**Records for the exercise:**
################

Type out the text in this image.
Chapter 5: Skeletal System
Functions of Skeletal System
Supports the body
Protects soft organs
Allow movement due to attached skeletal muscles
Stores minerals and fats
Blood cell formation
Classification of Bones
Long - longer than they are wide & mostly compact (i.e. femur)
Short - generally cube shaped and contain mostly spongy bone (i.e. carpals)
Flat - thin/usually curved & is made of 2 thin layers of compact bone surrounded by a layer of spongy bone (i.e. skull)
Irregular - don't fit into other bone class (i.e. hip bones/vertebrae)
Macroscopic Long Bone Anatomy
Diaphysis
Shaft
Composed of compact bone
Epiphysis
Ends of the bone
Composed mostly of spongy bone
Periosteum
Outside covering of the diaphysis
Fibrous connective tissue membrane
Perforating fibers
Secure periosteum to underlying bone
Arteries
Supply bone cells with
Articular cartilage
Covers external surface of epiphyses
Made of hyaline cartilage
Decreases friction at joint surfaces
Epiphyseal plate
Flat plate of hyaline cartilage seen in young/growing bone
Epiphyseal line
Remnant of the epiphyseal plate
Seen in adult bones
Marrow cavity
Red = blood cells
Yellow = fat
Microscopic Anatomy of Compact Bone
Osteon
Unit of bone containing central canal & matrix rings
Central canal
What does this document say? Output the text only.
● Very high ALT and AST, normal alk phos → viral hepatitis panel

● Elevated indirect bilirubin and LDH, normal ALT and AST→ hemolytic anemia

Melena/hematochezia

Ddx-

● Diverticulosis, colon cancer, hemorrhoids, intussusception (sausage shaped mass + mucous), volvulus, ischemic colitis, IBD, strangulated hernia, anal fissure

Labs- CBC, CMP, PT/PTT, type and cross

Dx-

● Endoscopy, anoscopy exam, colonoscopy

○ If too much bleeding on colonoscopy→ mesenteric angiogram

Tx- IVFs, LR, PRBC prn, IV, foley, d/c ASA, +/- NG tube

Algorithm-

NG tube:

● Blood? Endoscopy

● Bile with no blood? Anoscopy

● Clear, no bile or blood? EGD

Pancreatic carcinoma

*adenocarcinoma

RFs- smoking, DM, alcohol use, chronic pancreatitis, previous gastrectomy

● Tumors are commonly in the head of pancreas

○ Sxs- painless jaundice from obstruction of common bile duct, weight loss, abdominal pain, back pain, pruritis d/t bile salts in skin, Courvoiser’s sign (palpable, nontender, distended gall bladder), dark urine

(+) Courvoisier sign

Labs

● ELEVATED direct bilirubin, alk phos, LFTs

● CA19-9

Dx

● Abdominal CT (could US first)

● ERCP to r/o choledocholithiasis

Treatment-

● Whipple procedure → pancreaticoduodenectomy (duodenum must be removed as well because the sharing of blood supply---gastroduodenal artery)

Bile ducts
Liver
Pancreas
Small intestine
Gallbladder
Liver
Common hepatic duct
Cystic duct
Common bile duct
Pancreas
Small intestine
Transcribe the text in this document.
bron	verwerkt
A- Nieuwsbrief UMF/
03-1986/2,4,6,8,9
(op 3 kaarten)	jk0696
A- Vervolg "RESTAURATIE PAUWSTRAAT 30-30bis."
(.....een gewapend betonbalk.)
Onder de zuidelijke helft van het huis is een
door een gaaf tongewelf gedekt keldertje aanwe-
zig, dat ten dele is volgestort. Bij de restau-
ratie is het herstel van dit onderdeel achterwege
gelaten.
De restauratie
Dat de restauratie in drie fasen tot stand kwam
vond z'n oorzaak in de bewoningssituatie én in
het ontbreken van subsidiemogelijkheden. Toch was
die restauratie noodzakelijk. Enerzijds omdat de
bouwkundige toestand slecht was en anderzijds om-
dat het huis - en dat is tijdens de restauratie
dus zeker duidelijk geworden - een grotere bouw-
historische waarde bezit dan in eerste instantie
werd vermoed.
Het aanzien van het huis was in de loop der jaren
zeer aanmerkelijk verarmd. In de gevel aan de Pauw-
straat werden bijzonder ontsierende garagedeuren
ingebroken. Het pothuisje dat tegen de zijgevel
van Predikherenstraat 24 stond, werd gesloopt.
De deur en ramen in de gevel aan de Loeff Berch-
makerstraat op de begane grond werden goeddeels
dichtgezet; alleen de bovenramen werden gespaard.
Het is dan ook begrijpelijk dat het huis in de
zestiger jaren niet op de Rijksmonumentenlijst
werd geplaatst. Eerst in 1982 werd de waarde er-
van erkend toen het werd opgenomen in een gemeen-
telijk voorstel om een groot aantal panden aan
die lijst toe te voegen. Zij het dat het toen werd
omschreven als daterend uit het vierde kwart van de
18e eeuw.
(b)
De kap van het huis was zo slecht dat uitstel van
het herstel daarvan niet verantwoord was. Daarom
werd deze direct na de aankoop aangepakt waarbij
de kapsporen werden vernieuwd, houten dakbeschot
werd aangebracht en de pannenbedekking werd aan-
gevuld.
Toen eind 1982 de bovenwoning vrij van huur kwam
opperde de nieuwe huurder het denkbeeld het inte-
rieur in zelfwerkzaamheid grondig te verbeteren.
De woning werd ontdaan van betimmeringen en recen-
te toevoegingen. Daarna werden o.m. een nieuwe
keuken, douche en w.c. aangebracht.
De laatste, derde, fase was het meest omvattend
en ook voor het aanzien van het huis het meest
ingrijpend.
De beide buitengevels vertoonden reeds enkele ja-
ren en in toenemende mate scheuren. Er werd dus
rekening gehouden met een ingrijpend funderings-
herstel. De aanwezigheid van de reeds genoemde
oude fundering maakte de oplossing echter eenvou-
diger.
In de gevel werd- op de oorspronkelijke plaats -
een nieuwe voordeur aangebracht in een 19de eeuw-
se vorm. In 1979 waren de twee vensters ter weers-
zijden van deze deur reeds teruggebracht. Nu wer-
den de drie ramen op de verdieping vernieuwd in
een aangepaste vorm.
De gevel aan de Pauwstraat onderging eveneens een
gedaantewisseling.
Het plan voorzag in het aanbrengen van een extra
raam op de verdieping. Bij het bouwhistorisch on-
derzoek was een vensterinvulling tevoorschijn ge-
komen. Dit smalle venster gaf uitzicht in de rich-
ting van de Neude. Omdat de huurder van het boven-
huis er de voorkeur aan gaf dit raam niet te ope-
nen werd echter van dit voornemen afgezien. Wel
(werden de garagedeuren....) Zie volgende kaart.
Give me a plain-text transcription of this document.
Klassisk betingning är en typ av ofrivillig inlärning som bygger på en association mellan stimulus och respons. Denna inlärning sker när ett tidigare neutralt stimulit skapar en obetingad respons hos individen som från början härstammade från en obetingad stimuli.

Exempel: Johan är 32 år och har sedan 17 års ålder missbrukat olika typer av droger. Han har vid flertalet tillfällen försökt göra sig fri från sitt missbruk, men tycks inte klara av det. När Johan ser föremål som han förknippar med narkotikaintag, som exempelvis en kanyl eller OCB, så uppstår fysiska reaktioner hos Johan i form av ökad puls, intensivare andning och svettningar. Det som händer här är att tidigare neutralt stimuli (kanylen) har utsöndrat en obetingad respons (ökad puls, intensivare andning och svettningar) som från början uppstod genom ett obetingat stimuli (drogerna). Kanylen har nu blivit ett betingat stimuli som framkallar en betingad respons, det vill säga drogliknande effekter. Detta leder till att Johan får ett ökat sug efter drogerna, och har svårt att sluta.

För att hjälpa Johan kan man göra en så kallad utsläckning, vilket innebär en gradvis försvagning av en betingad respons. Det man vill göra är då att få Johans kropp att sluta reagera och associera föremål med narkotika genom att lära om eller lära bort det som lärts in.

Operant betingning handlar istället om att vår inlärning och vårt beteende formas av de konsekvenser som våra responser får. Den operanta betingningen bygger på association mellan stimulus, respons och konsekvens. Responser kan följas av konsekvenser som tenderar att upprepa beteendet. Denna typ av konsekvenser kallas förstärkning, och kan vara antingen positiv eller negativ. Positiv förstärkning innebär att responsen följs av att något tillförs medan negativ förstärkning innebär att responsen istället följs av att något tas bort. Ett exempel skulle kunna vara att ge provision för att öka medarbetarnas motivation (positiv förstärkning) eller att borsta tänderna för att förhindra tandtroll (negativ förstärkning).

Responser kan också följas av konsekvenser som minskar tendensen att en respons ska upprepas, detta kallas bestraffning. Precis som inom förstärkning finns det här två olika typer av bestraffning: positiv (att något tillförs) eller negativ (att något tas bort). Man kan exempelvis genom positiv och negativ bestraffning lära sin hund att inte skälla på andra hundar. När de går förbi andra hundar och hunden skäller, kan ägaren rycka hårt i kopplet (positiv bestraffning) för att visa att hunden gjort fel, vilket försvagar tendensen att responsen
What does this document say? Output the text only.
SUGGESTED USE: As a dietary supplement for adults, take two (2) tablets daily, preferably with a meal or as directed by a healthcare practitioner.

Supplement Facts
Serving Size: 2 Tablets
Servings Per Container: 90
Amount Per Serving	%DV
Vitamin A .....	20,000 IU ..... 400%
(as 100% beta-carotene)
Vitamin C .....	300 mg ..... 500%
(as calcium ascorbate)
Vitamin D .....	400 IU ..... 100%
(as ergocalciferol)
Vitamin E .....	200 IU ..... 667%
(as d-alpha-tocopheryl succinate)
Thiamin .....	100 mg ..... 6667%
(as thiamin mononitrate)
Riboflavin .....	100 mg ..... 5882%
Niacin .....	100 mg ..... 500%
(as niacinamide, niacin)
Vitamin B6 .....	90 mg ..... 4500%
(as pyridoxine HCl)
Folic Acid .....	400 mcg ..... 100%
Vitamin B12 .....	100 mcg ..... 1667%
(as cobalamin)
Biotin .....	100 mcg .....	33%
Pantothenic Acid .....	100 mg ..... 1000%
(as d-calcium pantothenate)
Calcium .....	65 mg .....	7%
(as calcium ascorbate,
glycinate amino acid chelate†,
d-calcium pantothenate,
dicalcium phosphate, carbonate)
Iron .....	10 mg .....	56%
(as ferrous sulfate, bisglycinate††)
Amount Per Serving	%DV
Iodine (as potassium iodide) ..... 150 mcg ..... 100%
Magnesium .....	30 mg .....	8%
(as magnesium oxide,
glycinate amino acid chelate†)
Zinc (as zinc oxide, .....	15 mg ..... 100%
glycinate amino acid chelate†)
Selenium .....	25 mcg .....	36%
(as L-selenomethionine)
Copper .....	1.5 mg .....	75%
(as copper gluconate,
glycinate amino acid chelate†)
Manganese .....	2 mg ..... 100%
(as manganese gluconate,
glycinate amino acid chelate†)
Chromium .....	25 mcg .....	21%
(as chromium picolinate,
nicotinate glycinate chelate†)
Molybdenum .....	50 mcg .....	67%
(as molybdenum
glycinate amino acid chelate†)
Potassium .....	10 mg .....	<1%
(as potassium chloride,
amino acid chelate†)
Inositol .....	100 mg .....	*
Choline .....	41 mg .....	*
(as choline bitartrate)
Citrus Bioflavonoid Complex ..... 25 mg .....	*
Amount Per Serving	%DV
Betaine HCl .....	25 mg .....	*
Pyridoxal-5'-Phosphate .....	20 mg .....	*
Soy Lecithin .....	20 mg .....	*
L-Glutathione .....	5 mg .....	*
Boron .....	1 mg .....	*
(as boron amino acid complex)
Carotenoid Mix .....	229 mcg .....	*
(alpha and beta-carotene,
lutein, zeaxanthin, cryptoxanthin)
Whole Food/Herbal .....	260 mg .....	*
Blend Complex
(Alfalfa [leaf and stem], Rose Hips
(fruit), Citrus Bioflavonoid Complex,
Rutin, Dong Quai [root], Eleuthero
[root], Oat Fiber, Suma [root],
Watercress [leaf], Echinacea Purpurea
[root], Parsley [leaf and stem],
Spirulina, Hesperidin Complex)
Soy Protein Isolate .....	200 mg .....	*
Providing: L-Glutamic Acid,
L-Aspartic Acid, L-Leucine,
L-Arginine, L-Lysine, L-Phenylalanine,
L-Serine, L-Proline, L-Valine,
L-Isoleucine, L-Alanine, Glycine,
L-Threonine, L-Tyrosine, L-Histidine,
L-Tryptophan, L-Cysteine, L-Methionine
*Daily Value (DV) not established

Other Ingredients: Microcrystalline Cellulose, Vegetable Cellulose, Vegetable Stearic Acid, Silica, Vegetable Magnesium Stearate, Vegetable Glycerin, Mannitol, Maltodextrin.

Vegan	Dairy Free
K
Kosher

################

**Exercise details:** Go through the records above and copy every line holding the word "spongy".

**Reply to the exercise:**
Short - generally cube shaped and contain mostly spongy bone (i.e. carpals)
Flat - thin/usually curved & is made of 2 thin layers of compact bone surrounded by a layer of spongy bone (i.e. skull)
Composed mostly of spongy bone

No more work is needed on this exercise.